▶ **SET PROBLEM**:
Print all of the entries exactly, minus the pictures.

=-=-=-=-=

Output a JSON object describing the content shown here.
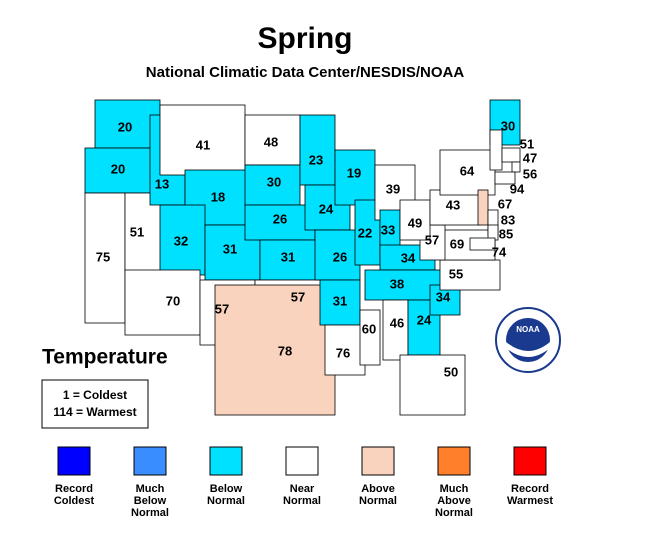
{
  "header": {
    "title": "Spring",
    "subtitle": "National Climatic Data Center/NESDIS/NOAA"
  },
  "map": {
    "label": "Temperature",
    "key": [
      "1 = Coldest",
      "114 = Warmest"
    ],
    "logo": "NOAA",
    "states": [
      {
        "rank": 20,
        "color": "#00e0ff"
      },
      {
        "rank": 20,
        "color": "#00e0ff"
      },
      {
        "rank": 75,
        "color": "#ffffff"
      },
      {
        "rank": 51,
        "color": "#ffffff"
      },
      {
        "rank": 13,
        "color": "#00e0ff"
      },
      {
        "rank": 41,
        "color": "#ffffff"
      },
      {
        "rank": 18,
        "color": "#00e0ff"
      },
      {
        "rank": 32,
        "color": "#00e0ff"
      },
      {
        "rank": 70,
        "color": "#ffffff"
      },
      {
        "rank": 31,
        "color": "#00e0ff"
      },
      {
        "rank": 57,
        "color": "#ffffff"
      },
      {
        "rank": 48,
        "color": "#ffffff"
      },
      {
        "rank": 30,
        "color": "#00e0ff"
      },
      {
        "rank": 26,
        "color": "#00e0ff"
      },
      {
        "rank": 31,
        "color": "#00e0ff"
      },
      {
        "rank": 57,
        "color": "#ffffff"
      },
      {
        "rank": 78,
        "color": "#f9d3bd"
      },
      {
        "rank": 23,
        "color": "#00e0ff"
      },
      {
        "rank": 24,
        "color": "#00e0ff"
      },
      {
        "rank": 26,
        "color": "#00e0ff"
      },
      {
        "rank": 31,
        "color": "#00e0ff"
      },
      {
        "rank": 76,
        "color": "#ffffff"
      },
      {
        "rank": 19,
        "color": "#00e0ff"
      },
      {
        "rank": 22,
        "color": "#00e0ff"
      },
      {
        "rank": 60,
        "color": "#ffffff"
      },
      {
        "rank": 39,
        "color": "#ffffff"
      },
      {
        "rank": 33,
        "color": "#00e0ff"
      },
      {
        "rank": 34,
        "color": "#00e0ff"
      },
      {
        "rank": 38,
        "color": "#00e0ff"
      },
      {
        "rank": 46,
        "color": "#ffffff"
      },
      {
        "rank": 24,
        "color": "#00e0ff"
      },
      {
        "rank": 50,
        "color": "#ffffff"
      },
      {
        "rank": 34,
        "color": "#00e0ff"
      },
      {
        "rank": 55,
        "color": "#ffffff"
      },
      {
        "rank": 69,
        "color": "#ffffff"
      },
      {
        "rank": 57,
        "color": "#ffffff"
      },
      {
        "rank": 49,
        "color": "#ffffff"
      },
      {
        "rank": 43,
        "color": "#ffffff"
      },
      {
        "rank": 64,
        "color": "#ffffff"
      },
      {
        "rank": 30,
        "color": "#00e0ff"
      },
      {
        "rank": 51,
        "color": "#ffffff"
      },
      {
        "rank": 47,
        "color": "#ffffff"
      },
      {
        "rank": 56,
        "color": "#ffffff"
      },
      {
        "rank": 94,
        "color": "#ffffff"
      },
      {
        "rank": 67,
        "color": "#f9d3bd"
      },
      {
        "rank": 83,
        "color": "#ffffff"
      },
      {
        "rank": 85,
        "color": "#ffffff"
      },
      {
        "rank": 74,
        "color": "#ffffff"
      }
    ]
  },
  "legend": [
    {
      "lines": [
        "Record",
        "Coldest"
      ],
      "color": "#0000ff"
    },
    {
      "lines": [
        "Much",
        "Below",
        "Normal"
      ],
      "color": "#3a8dff"
    },
    {
      "lines": [
        "Below",
        "Normal"
      ],
      "color": "#00e0ff"
    },
    {
      "lines": [
        "Near",
        "Normal"
      ],
      "color": "#ffffff"
    },
    {
      "lines": [
        "Above",
        "Normal"
      ],
      "color": "#f9d3bd"
    },
    {
      "lines": [
        "Much",
        "Above",
        "Normal"
      ],
      "color": "#ff7f2a"
    },
    {
      "lines": [
        "Record",
        "Warmest"
      ],
      "color": "#ff0000"
    }
  ]
}
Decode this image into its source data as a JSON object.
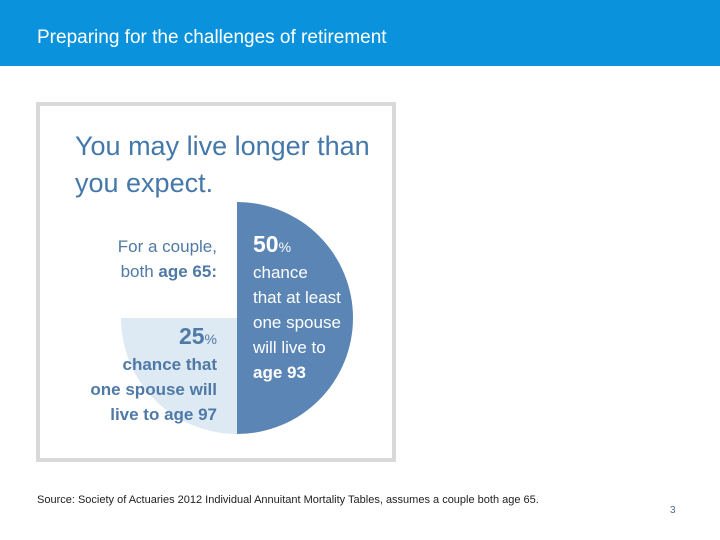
{
  "header": {
    "title": "Preparing for the challenges of retirement",
    "background_color": "#0a93dc"
  },
  "infographic": {
    "title": "You may live longer than you expect.",
    "couple_label": {
      "line1": "For a couple,",
      "line2_prefix": "both ",
      "line2_bold": "age 65:"
    },
    "fifty": {
      "value": "50",
      "unit": "%",
      "lines": [
        "chance",
        "that at least",
        "one spouse",
        "will live to"
      ],
      "last_line": "age 93",
      "fraction": 0.5,
      "color": "#5a85b5"
    },
    "twentyfive": {
      "value": "25",
      "unit": "%",
      "lines": [
        "chance that",
        "one spouse will",
        "live to age 97"
      ],
      "fraction": 0.25,
      "color": "#dde9f3"
    },
    "text_color": "#4478aa"
  },
  "footer": {
    "source": "Source: Society of Actuaries 2012 Individual Annuitant Mortality Tables, assumes a couple both age 65.",
    "page_number": "3"
  }
}
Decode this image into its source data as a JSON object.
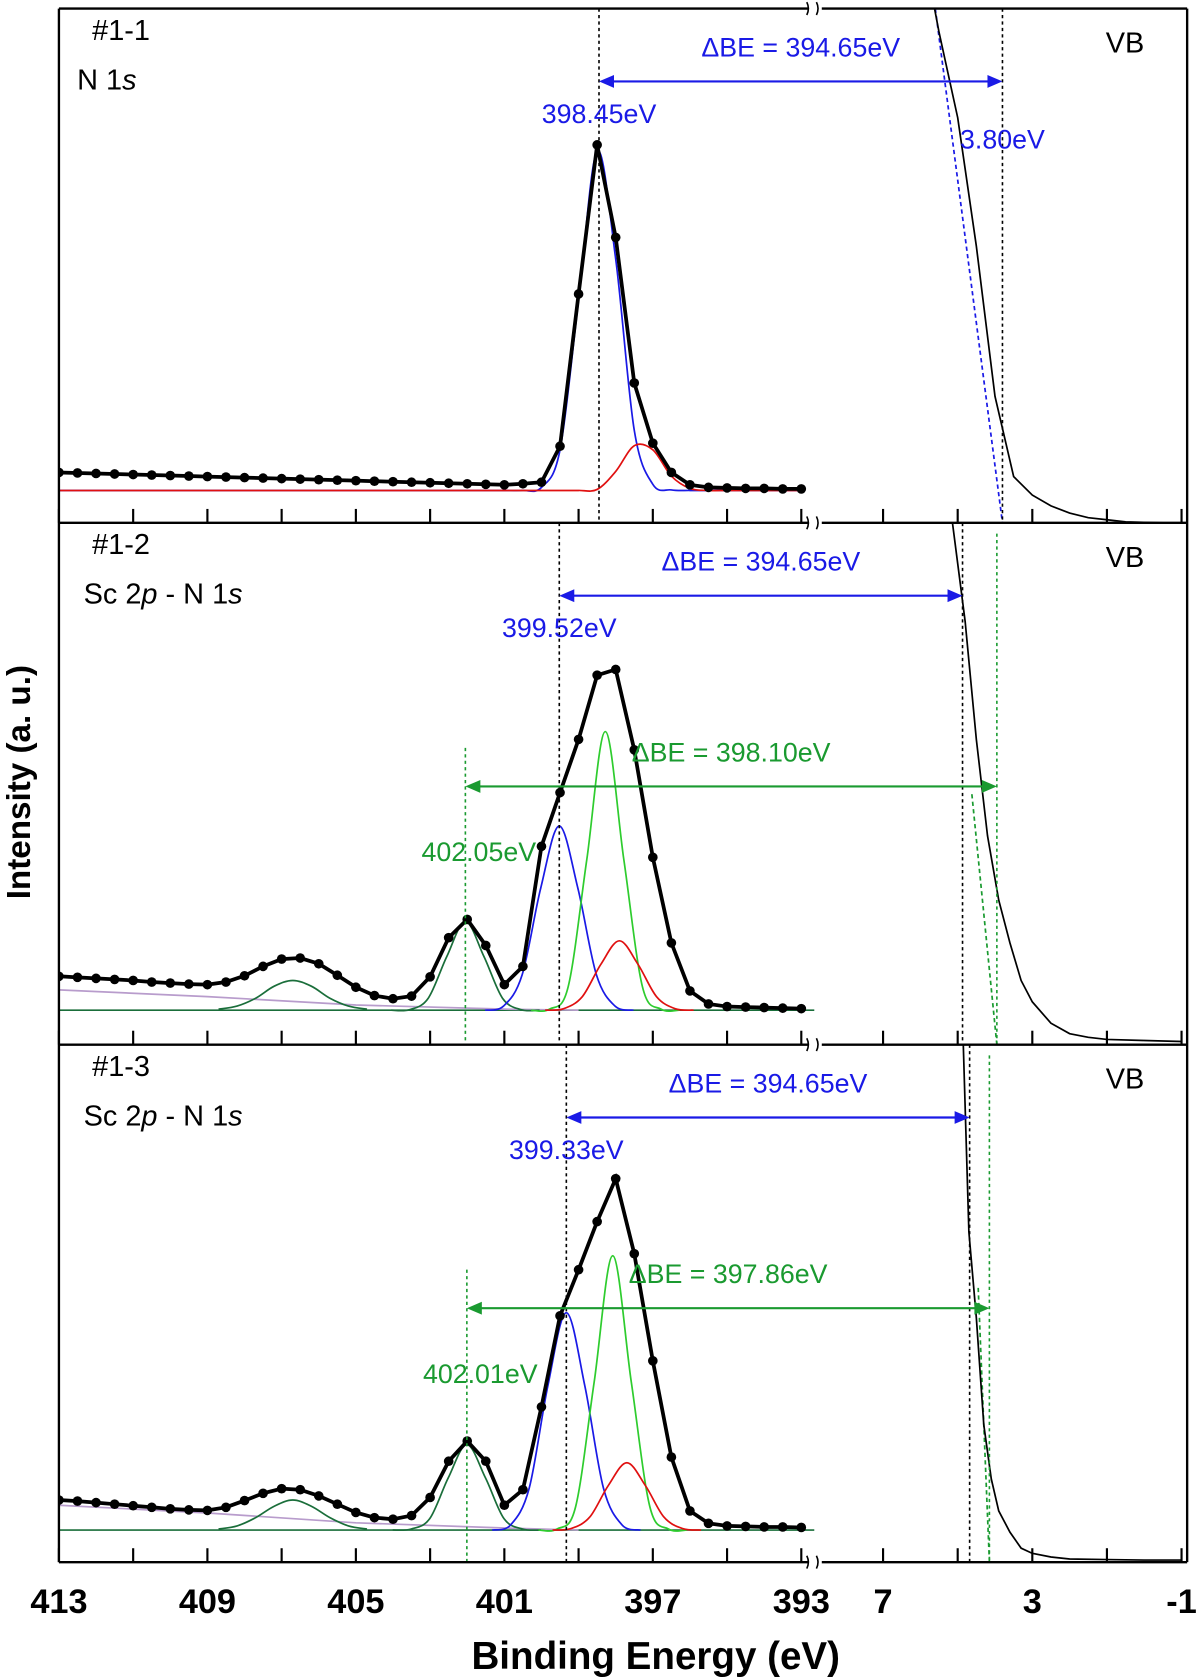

=-=-=-=-=

▶ **FINISHED ANSWER**:
Output a JSON object describing the content shown here.
{
  "header": {
    "title": "Spring",
    "subtitle": "National Climatic Data Center/NESDIS/NOAA"
  },
  "map": {
    "label": "Temperature",
    "key": [
      "1 = Coldest",
      "114 = Warmest"
    ],
    "logo": "NOAA",
    "states": [
      {
        "rank": 20,
        "color": "#00e0ff"
      },
      {
        "rank": 20,
        "color": "#00e0ff"
      },
      {
        "rank": 75,
        "color": "#ffffff"
      },
      {
        "rank": 51,
        "color": "#ffffff"
      },
      {
        "rank": 13,
        "color": "#00e0ff"
      },
      {
        "rank": 41,
        "color": "#ffffff"
      },
      {
        "rank": 18,
        "color": "#00e0ff"
      },
      {
        "rank": 32,
        "color": "#00e0ff"
      },
      {
        "rank": 70,
        "color": "#ffffff"
      },
      {
        "rank": 31,
        "color": "#00e0ff"
      },
      {
        "rank": 57,
        "color": "#ffffff"
      },
      {
        "rank": 48,
        "color": "#ffffff"
      },
      {
        "rank": 30,
        "color": "#00e0ff"
      },
      {
        "rank": 26,
        "color": "#00e0ff"
      },
      {
        "rank": 31,
        "color": "#00e0ff"
      },
      {
        "rank": 57,
        "color": "#ffffff"
      },
      {
        "rank": 78,
        "color": "#f9d3bd"
      },
      {
        "rank": 23,
        "color": "#00e0ff"
      },
      {
        "rank": 24,
        "color": "#00e0ff"
      },
      {
        "rank": 26,
        "color": "#00e0ff"
      },
      {
        "rank": 31,
        "color": "#00e0ff"
      },
      {
        "rank": 76,
        "color": "#ffffff"
      },
      {
        "rank": 19,
        "color": "#00e0ff"
      },
      {
        "rank": 22,
        "color": "#00e0ff"
      },
      {
        "rank": 60,
        "color": "#ffffff"
      },
      {
        "rank": 39,
        "color": "#ffffff"
      },
      {
        "rank": 33,
        "color": "#00e0ff"
      },
      {
        "rank": 34,
        "color": "#00e0ff"
      },
      {
        "rank": 38,
        "color": "#00e0ff"
      },
      {
        "rank": 46,
        "color": "#ffffff"
      },
      {
        "rank": 24,
        "color": "#00e0ff"
      },
      {
        "rank": 50,
        "color": "#ffffff"
      },
      {
        "rank": 34,
        "color": "#00e0ff"
      },
      {
        "rank": 55,
        "color": "#ffffff"
      },
      {
        "rank": 69,
        "color": "#ffffff"
      },
      {
        "rank": 57,
        "color": "#ffffff"
      },
      {
        "rank": 49,
        "color": "#ffffff"
      },
      {
        "rank": 43,
        "color": "#ffffff"
      },
      {
        "rank": 64,
        "color": "#ffffff"
      },
      {
        "rank": 30,
        "color": "#00e0ff"
      },
      {
        "rank": 51,
        "color": "#ffffff"
      },
      {
        "rank": 47,
        "color": "#ffffff"
      },
      {
        "rank": 56,
        "color": "#ffffff"
      },
      {
        "rank": 94,
        "color": "#ffffff"
      },
      {
        "rank": 67,
        "color": "#f9d3bd"
      },
      {
        "rank": 83,
        "color": "#ffffff"
      },
      {
        "rank": 85,
        "color": "#ffffff"
      },
      {
        "rank": 74,
        "color": "#ffffff"
      }
    ]
  },
  "legend": [
    {
      "lines": [
        "Record",
        "Coldest"
      ],
      "color": "#0000ff"
    },
    {
      "lines": [
        "Much",
        "Below",
        "Normal"
      ],
      "color": "#3a8dff"
    },
    {
      "lines": [
        "Below",
        "Normal"
      ],
      "color": "#00e0ff"
    },
    {
      "lines": [
        "Near",
        "Normal"
      ],
      "color": "#ffffff"
    },
    {
      "lines": [
        "Above",
        "Normal"
      ],
      "color": "#f9d3bd"
    },
    {
      "lines": [
        "Much",
        "Above",
        "Normal"
      ],
      "color": "#ff7f2a"
    },
    {
      "lines": [
        "Record",
        "Warmest"
      ],
      "color": "#ff0000"
    }
  ]
}
Decode this image into its source data as a JSON object.
{
  "header": {
    "title": "Preparing for the challenges of retirement",
    "background_color": "#0a93dc"
  },
  "infographic": {
    "title": "You may live longer than you expect.",
    "couple_label": {
      "line1": "For a couple,",
      "line2_prefix": "both ",
      "line2_bold": "age 65:"
    },
    "fifty": {
      "value": "50",
      "unit": "%",
      "lines": [
        "chance",
        "that at least",
        "one spouse",
        "will live to"
      ],
      "last_line": "age 93",
      "fraction": 0.5,
      "color": "#5a85b5"
    },
    "twentyfive": {
      "value": "25",
      "unit": "%",
      "lines": [
        "chance that",
        "one spouse will",
        "live to age 97"
      ],
      "fraction": 0.25,
      "color": "#dde9f3"
    },
    "text_color": "#4478aa"
  },
  "footer": {
    "source": "Source: Society of Actuaries 2012 Individual Annuitant Mortality Tables, assumes a couple both age 65.",
    "page_number": "3"
  }
}
Decode this image into its source data as a JSON object.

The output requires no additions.